**Short exercise:**
Search the material for the word "source" and copy each line that holds it.

Excerpts from a figure dataset

------------

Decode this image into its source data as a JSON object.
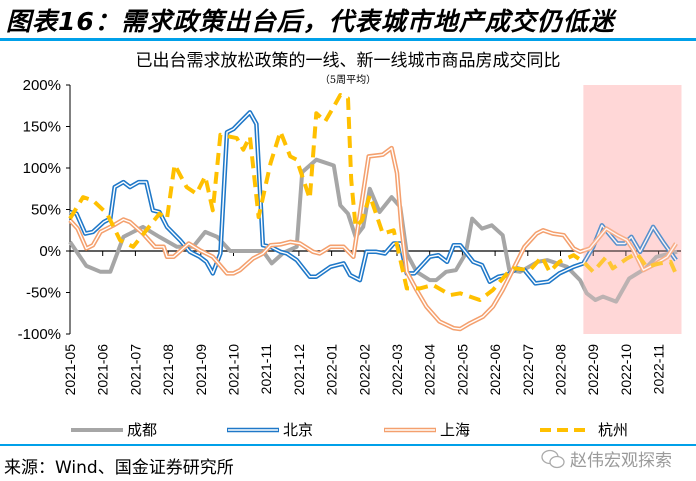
{
  "figure_title": "图表16：需求政策出台后，代表城市地产成交仍低迷",
  "source": "来源：Wind、国金证券研究所",
  "watermark": "赵伟宏观探索",
  "chart_data": {
    "type": "line",
    "title": "已出台需求放松政策的一线、新一线城市商品房成交同比",
    "subtitle": "（5周平均）",
    "xlabel": "",
    "ylabel": "",
    "ylim": [
      -100,
      200
    ],
    "yticks": [
      "200%",
      "150%",
      "100%",
      "50%",
      "0%",
      "-50%",
      "-100%"
    ],
    "ytick_values": [
      200,
      150,
      100,
      50,
      0,
      -50,
      -100
    ],
    "xticks": [
      "2021-05",
      "2021-06",
      "2021-07",
      "2021-08",
      "2021-09",
      "2021-10",
      "2021-11",
      "2021-12",
      "2022-01",
      "2022-02",
      "2022-03",
      "2022-04",
      "2022-05",
      "2022-06",
      "2022-07",
      "2022-08",
      "2022-09",
      "2022-10",
      "2022-11"
    ],
    "xlim": [
      "2021-05-01",
      "2022-11-27"
    ],
    "highlight_range": [
      "2022-08-22",
      "2022-11-22"
    ],
    "highlight_color": "#ffd7d7",
    "grid": false,
    "legend_position": "bottom",
    "series": [
      {
        "name": "成都",
        "color": "#a6a6a6",
        "style": "solid",
        "points": [
          [
            "2021-05-01",
            11
          ],
          [
            "2021-05-16",
            -18
          ],
          [
            "2021-05-29",
            -25
          ],
          [
            "2021-06-08",
            -25
          ],
          [
            "2021-06-20",
            17
          ],
          [
            "2021-07-08",
            29
          ],
          [
            "2021-07-23",
            17
          ],
          [
            "2021-08-09",
            5
          ],
          [
            "2021-08-24",
            5
          ],
          [
            "2021-09-05",
            23
          ],
          [
            "2021-09-16",
            17
          ],
          [
            "2021-09-28",
            0
          ],
          [
            "2021-10-28",
            0
          ],
          [
            "2021-11-06",
            -15
          ],
          [
            "2021-11-17",
            -2
          ],
          [
            "2021-11-29",
            5
          ],
          [
            "2021-12-04",
            95
          ],
          [
            "2021-12-17",
            110
          ],
          [
            "2022-01-03",
            103
          ],
          [
            "2022-01-09",
            55
          ],
          [
            "2022-01-16",
            45
          ],
          [
            "2022-01-23",
            17
          ],
          [
            "2022-01-30",
            29
          ],
          [
            "2022-02-06",
            75
          ],
          [
            "2022-02-15",
            47
          ],
          [
            "2022-02-26",
            65
          ],
          [
            "2022-03-04",
            53
          ],
          [
            "2022-03-10",
            -3
          ],
          [
            "2022-03-19",
            -25
          ],
          [
            "2022-04-01",
            -35
          ],
          [
            "2022-04-07",
            -35
          ],
          [
            "2022-04-16",
            -25
          ],
          [
            "2022-04-25",
            -23
          ],
          [
            "2022-05-04",
            -3
          ],
          [
            "2022-05-10",
            39
          ],
          [
            "2022-05-19",
            27
          ],
          [
            "2022-05-28",
            31
          ],
          [
            "2022-06-08",
            19
          ],
          [
            "2022-06-14",
            -23
          ],
          [
            "2022-06-24",
            -25
          ],
          [
            "2022-07-10",
            -13
          ],
          [
            "2022-07-19",
            -11
          ],
          [
            "2022-08-07",
            -19
          ],
          [
            "2022-08-19",
            -35
          ],
          [
            "2022-08-25",
            -51
          ],
          [
            "2022-09-03",
            -59
          ],
          [
            "2022-09-10",
            -55
          ],
          [
            "2022-09-22",
            -61
          ],
          [
            "2022-10-04",
            -33
          ],
          [
            "2022-10-19",
            -21
          ],
          [
            "2022-10-29",
            -7
          ],
          [
            "2022-11-18",
            -1
          ]
        ]
      },
      {
        "name": "北京",
        "color": "#1f78c8",
        "style": "double",
        "points": [
          [
            "2021-05-01",
            47
          ],
          [
            "2021-05-07",
            45
          ],
          [
            "2021-05-15",
            21
          ],
          [
            "2021-05-22",
            23
          ],
          [
            "2021-06-02",
            35
          ],
          [
            "2021-06-08",
            39
          ],
          [
            "2021-06-12",
            77
          ],
          [
            "2021-06-20",
            83
          ],
          [
            "2021-06-26",
            77
          ],
          [
            "2021-07-04",
            83
          ],
          [
            "2021-07-11",
            83
          ],
          [
            "2021-07-17",
            49
          ],
          [
            "2021-07-23",
            47
          ],
          [
            "2021-07-30",
            29
          ],
          [
            "2021-08-12",
            13
          ],
          [
            "2021-08-21",
            -1
          ],
          [
            "2021-08-30",
            -7
          ],
          [
            "2021-09-06",
            -13
          ],
          [
            "2021-09-12",
            -27
          ],
          [
            "2021-09-19",
            -3
          ],
          [
            "2021-09-25",
            143
          ],
          [
            "2021-10-01",
            147
          ],
          [
            "2021-10-07",
            155
          ],
          [
            "2021-10-16",
            167
          ],
          [
            "2021-10-22",
            153
          ],
          [
            "2021-10-28",
            7
          ],
          [
            "2021-11-05",
            5
          ],
          [
            "2021-11-14",
            -1
          ],
          [
            "2021-11-20",
            -3
          ],
          [
            "2021-11-29",
            -11
          ],
          [
            "2021-12-11",
            -31
          ],
          [
            "2021-12-17",
            -31
          ],
          [
            "2021-12-30",
            -19
          ],
          [
            "2022-01-12",
            -15
          ],
          [
            "2022-01-18",
            -29
          ],
          [
            "2022-01-27",
            -35
          ],
          [
            "2022-02-03",
            -1
          ],
          [
            "2022-02-12",
            -1
          ],
          [
            "2022-02-20",
            -3
          ],
          [
            "2022-02-28",
            9
          ],
          [
            "2022-03-04",
            9
          ],
          [
            "2022-03-10",
            -27
          ],
          [
            "2022-03-17",
            -27
          ],
          [
            "2022-04-01",
            -7
          ],
          [
            "2022-04-09",
            -5
          ],
          [
            "2022-04-17",
            -13
          ],
          [
            "2022-04-23",
            7
          ],
          [
            "2022-04-29",
            7
          ],
          [
            "2022-05-11",
            -13
          ],
          [
            "2022-05-19",
            -17
          ],
          [
            "2022-05-26",
            -37
          ],
          [
            "2022-06-04",
            -31
          ],
          [
            "2022-06-12",
            -29
          ],
          [
            "2022-06-21",
            -21
          ],
          [
            "2022-06-28",
            -23
          ],
          [
            "2022-07-08",
            -39
          ],
          [
            "2022-07-20",
            -37
          ],
          [
            "2022-07-30",
            -27
          ],
          [
            "2022-08-13",
            -19
          ],
          [
            "2022-08-22",
            -15
          ],
          [
            "2022-09-01",
            5
          ],
          [
            "2022-09-09",
            31
          ],
          [
            "2022-09-23",
            9
          ],
          [
            "2022-09-30",
            9
          ],
          [
            "2022-10-06",
            17
          ],
          [
            "2022-10-14",
            -1
          ],
          [
            "2022-10-26",
            29
          ],
          [
            "2022-11-05",
            11
          ],
          [
            "2022-11-17",
            -11
          ]
        ]
      },
      {
        "name": "上海",
        "color": "#f4a06e",
        "style": "double",
        "points": [
          [
            "2021-05-01",
            37
          ],
          [
            "2021-05-08",
            27
          ],
          [
            "2021-05-16",
            3
          ],
          [
            "2021-05-22",
            7
          ],
          [
            "2021-05-29",
            23
          ],
          [
            "2021-06-11",
            31
          ],
          [
            "2021-06-20",
            38
          ],
          [
            "2021-06-26",
            35
          ],
          [
            "2021-07-08",
            21
          ],
          [
            "2021-07-19",
            5
          ],
          [
            "2021-07-27",
            5
          ],
          [
            "2021-07-30",
            -7
          ],
          [
            "2021-08-06",
            -7
          ],
          [
            "2021-08-20",
            9
          ],
          [
            "2021-08-30",
            1
          ],
          [
            "2021-09-12",
            -7
          ],
          [
            "2021-09-25",
            -27
          ],
          [
            "2021-10-01",
            -27
          ],
          [
            "2021-10-07",
            -23
          ],
          [
            "2021-10-19",
            -9
          ],
          [
            "2021-10-28",
            -3
          ],
          [
            "2021-11-05",
            7
          ],
          [
            "2021-11-14",
            8
          ],
          [
            "2021-11-23",
            11
          ],
          [
            "2021-12-02",
            9
          ],
          [
            "2021-12-14",
            -1
          ],
          [
            "2021-12-20",
            -3
          ],
          [
            "2021-12-30",
            5
          ],
          [
            "2022-01-12",
            5
          ],
          [
            "2022-01-21",
            -7
          ],
          [
            "2022-02-05",
            114
          ],
          [
            "2022-02-18",
            116
          ],
          [
            "2022-02-26",
            124
          ],
          [
            "2022-03-01",
            94
          ],
          [
            "2022-03-05",
            29
          ],
          [
            "2022-03-10",
            -25
          ],
          [
            "2022-03-19",
            -47
          ],
          [
            "2022-03-28",
            -67
          ],
          [
            "2022-04-10",
            -85
          ],
          [
            "2022-04-23",
            -93
          ],
          [
            "2022-04-29",
            -94
          ],
          [
            "2022-05-08",
            -87
          ],
          [
            "2022-05-20",
            -79
          ],
          [
            "2022-05-29",
            -67
          ],
          [
            "2022-06-08",
            -47
          ],
          [
            "2022-06-18",
            -21
          ],
          [
            "2022-06-28",
            5
          ],
          [
            "2022-07-09",
            21
          ],
          [
            "2022-07-15",
            25
          ],
          [
            "2022-07-24",
            21
          ],
          [
            "2022-08-04",
            19
          ],
          [
            "2022-08-13",
            3
          ],
          [
            "2022-08-19",
            -1
          ],
          [
            "2022-08-28",
            3
          ],
          [
            "2022-09-13",
            27
          ],
          [
            "2022-09-23",
            19
          ],
          [
            "2022-10-02",
            13
          ],
          [
            "2022-10-08",
            1
          ],
          [
            "2022-10-17",
            -23
          ],
          [
            "2022-10-29",
            -15
          ],
          [
            "2022-11-09",
            -7
          ],
          [
            "2022-11-17",
            9
          ]
        ]
      },
      {
        "name": "杭州",
        "color": "#ffc000",
        "style": "dashed",
        "points": [
          [
            "2021-05-01",
            39
          ],
          [
            "2021-05-13",
            65
          ],
          [
            "2021-05-22",
            61
          ],
          [
            "2021-06-05",
            45
          ],
          [
            "2021-06-17",
            13
          ],
          [
            "2021-06-29",
            5
          ],
          [
            "2021-07-11",
            25
          ],
          [
            "2021-07-23",
            45
          ],
          [
            "2021-07-30",
            39
          ],
          [
            "2021-08-07",
            104
          ],
          [
            "2021-08-18",
            77
          ],
          [
            "2021-08-27",
            69
          ],
          [
            "2021-09-05",
            90
          ],
          [
            "2021-09-12",
            49
          ],
          [
            "2021-09-19",
            140
          ],
          [
            "2021-10-04",
            136
          ],
          [
            "2021-10-10",
            122
          ],
          [
            "2021-10-16",
            138
          ],
          [
            "2021-10-24",
            41
          ],
          [
            "2021-11-05",
            106
          ],
          [
            "2021-11-14",
            144
          ],
          [
            "2021-11-23",
            114
          ],
          [
            "2021-11-29",
            110
          ],
          [
            "2021-12-11",
            63
          ],
          [
            "2021-12-17",
            166
          ],
          [
            "2021-12-25",
            156
          ],
          [
            "2022-01-03",
            174
          ],
          [
            "2022-01-09",
            188
          ],
          [
            "2022-01-16",
            184
          ],
          [
            "2022-01-19",
            86
          ],
          [
            "2022-01-23",
            29
          ],
          [
            "2022-01-29",
            37
          ],
          [
            "2022-02-06",
            67
          ],
          [
            "2022-02-18",
            21
          ],
          [
            "2022-02-28",
            25
          ],
          [
            "2022-03-10",
            -45
          ],
          [
            "2022-03-22",
            -45
          ],
          [
            "2022-04-04",
            -41
          ],
          [
            "2022-04-20",
            -53
          ],
          [
            "2022-04-29",
            -51
          ],
          [
            "2022-05-17",
            -59
          ],
          [
            "2022-05-29",
            -47
          ],
          [
            "2022-06-12",
            -27
          ],
          [
            "2022-06-18",
            -21
          ],
          [
            "2022-07-03",
            -23
          ],
          [
            "2022-07-14",
            -7
          ],
          [
            "2022-07-21",
            -25
          ],
          [
            "2022-07-30",
            -13
          ],
          [
            "2022-08-13",
            -5
          ],
          [
            "2022-08-22",
            -13
          ],
          [
            "2022-09-01",
            -25
          ],
          [
            "2022-09-13",
            -7
          ],
          [
            "2022-09-19",
            -21
          ],
          [
            "2022-10-02",
            -9
          ],
          [
            "2022-10-11",
            -3
          ],
          [
            "2022-10-20",
            -19
          ],
          [
            "2022-11-02",
            -15
          ],
          [
            "2022-11-12",
            -13
          ],
          [
            "2022-11-16",
            -25
          ]
        ]
      }
    ]
  }
}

------------

**Full output:**
Decode this image into its source data as a JSON object.
  "source": "来源：Wind、国金证券研究所",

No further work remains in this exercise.